**To-do list:**
a) Using the passage on materialism and idealism below, decide whether each statement agrees with it: (i) the author regards belief in the material world as a leap of faith equivalent to the idealist's; (ii) the author holds that orthodox science fully resolves the hard problem of consciousness; (iii) the author cites Bernardo Kastrup in connection with mental "excitations." Answer yes or no for each and quote the words of the passage that decide it.
b) Summarize the passage on materialism and idealism below in two sentences.
c) Reproduce the part of the passage on materialism and idealism below starting at "In the end, for" and ending at "problem of consciousness).".

**Extract:**
-- begin --

In the end, for me at any rate, I actually think that my leap of faith (that the material world exists) is equivalent to the idealist’s leap of faith that the material world does not exist, and is intuitively parsimonious in its own way. The material world laid out in our  orthodox understanding of science does a good explanatory job, only falling short of the hard problem of consciousness. Idealism posits a lot of mystery – a sort of nebulous “nature” of mental “excitations” (see the work of Bernardo Kastrup here) that is answering the hard problem of consciousness or explaining away a leap by positing something wholly more mysterian.

I suppose I have trouble with positing something so ultimately mysterious in place of something that works, makes sense, and only has a small area of challenge (the hard problem of consciousness).

-- end --

**Source data:**

-- begin --

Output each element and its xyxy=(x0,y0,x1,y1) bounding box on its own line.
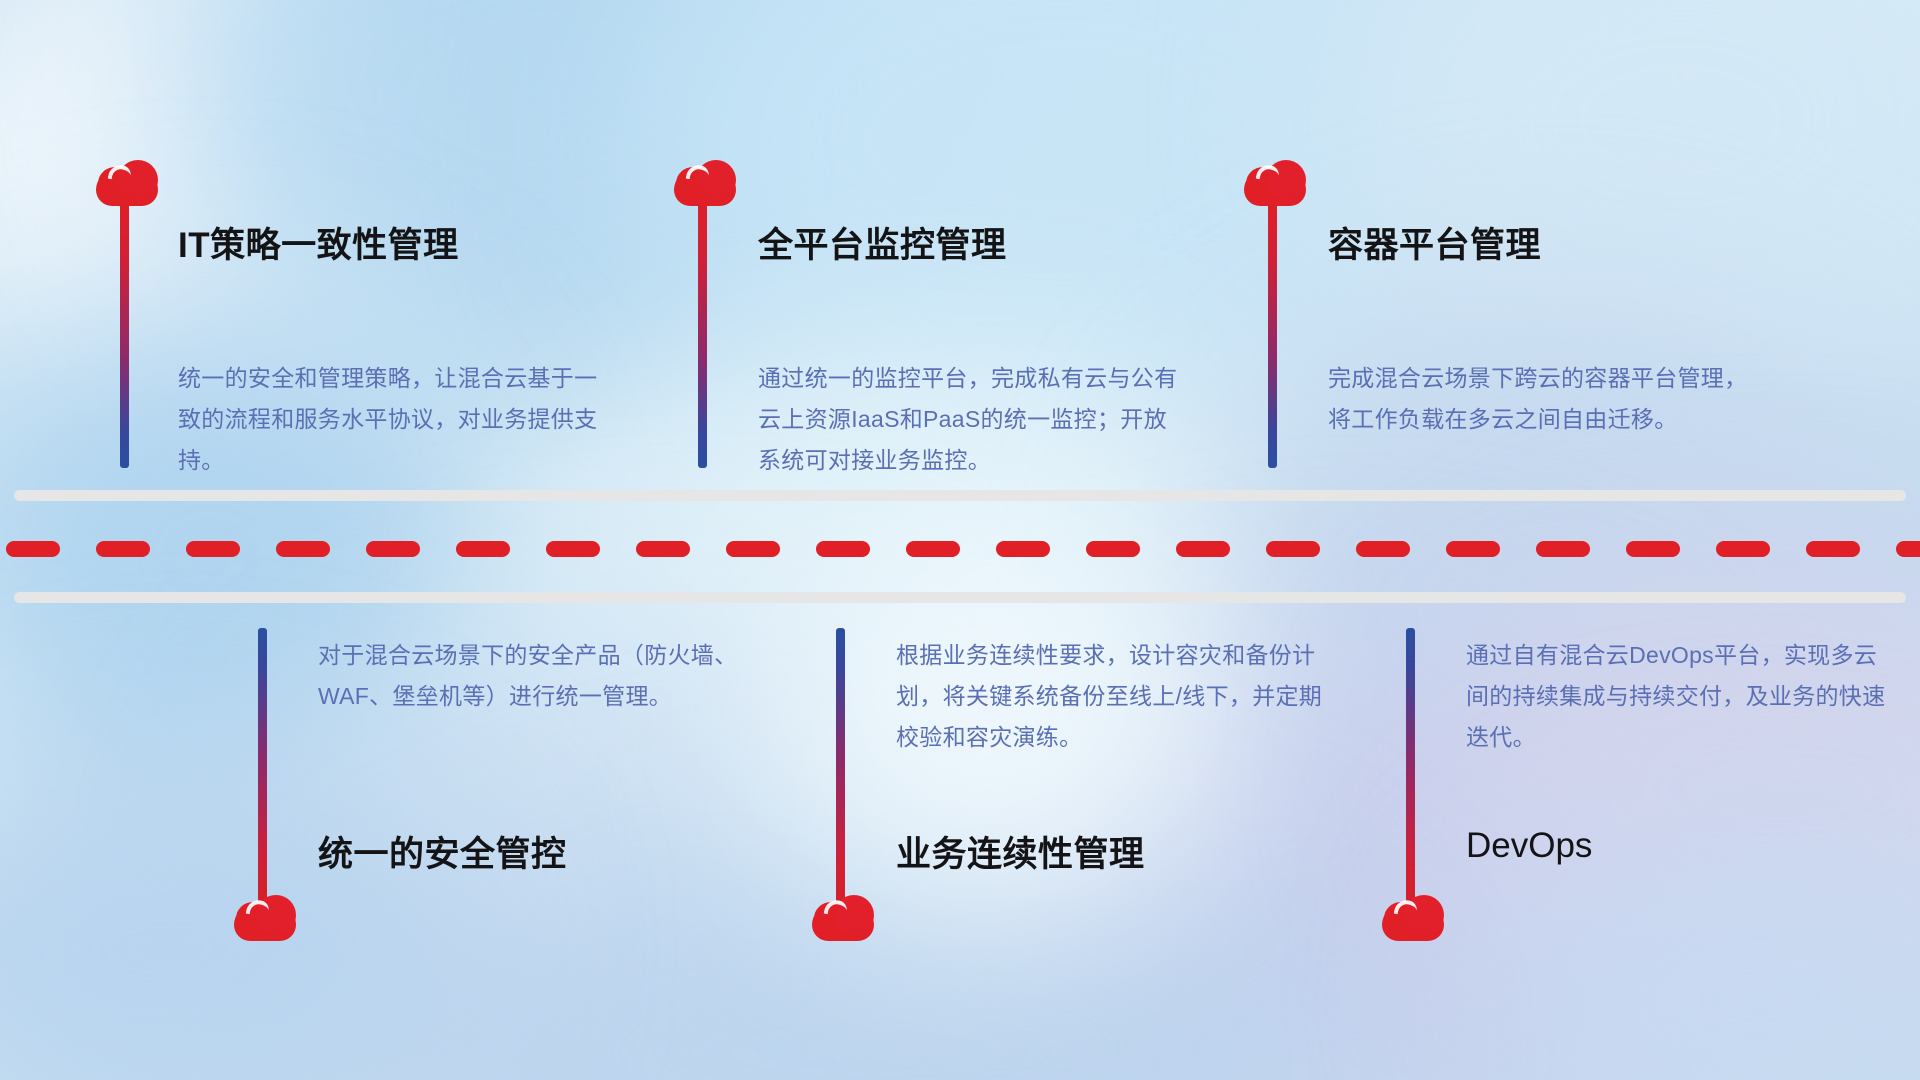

-- end --

**Responses per task:**
a)
(i) Yes: "my leap of faith (that the material world exists) is equivalent to the idealist’s leap of faith that the material world does not exist"
(ii) No: "only falling short of the hard problem of consciousness"
(iii) Yes: "(see the work of Bernardo Kastrup here)"

b) The author regards belief in the existence of the material world as a leap of faith equivalent to the idealist's belief that it does not exist, and holds that the material world of orthodox science explains well, falling short only of the hard problem of consciousness. Idealism, by contrast, posits a mysterious "nature" of mental "excitations," and the author has trouble putting something so mysterious in place of something that works and makes sense.

c)
In the end, for me at any rate, I actually think that my leap of faith (that the material world exists) is equivalent to the idealist’s leap of faith that the material world does not exist, and is intuitively parsimonious in its own way. The material world laid out in our  orthodox understanding of science does a good explanatory job, only falling short of the hard problem of consciousness. Idealism posits a lot of mystery – a sort of nebulous “nature” of mental “excitations” (see the work of Bernardo Kastrup here) that is answering the hard problem of consciousness or explaining away a leap by positing something wholly more mysterian.

I suppose I have trouble with positing something so ultimately mysterious in place of something that works, makes sense, and only has a small area of challenge (the hard problem of consciousness).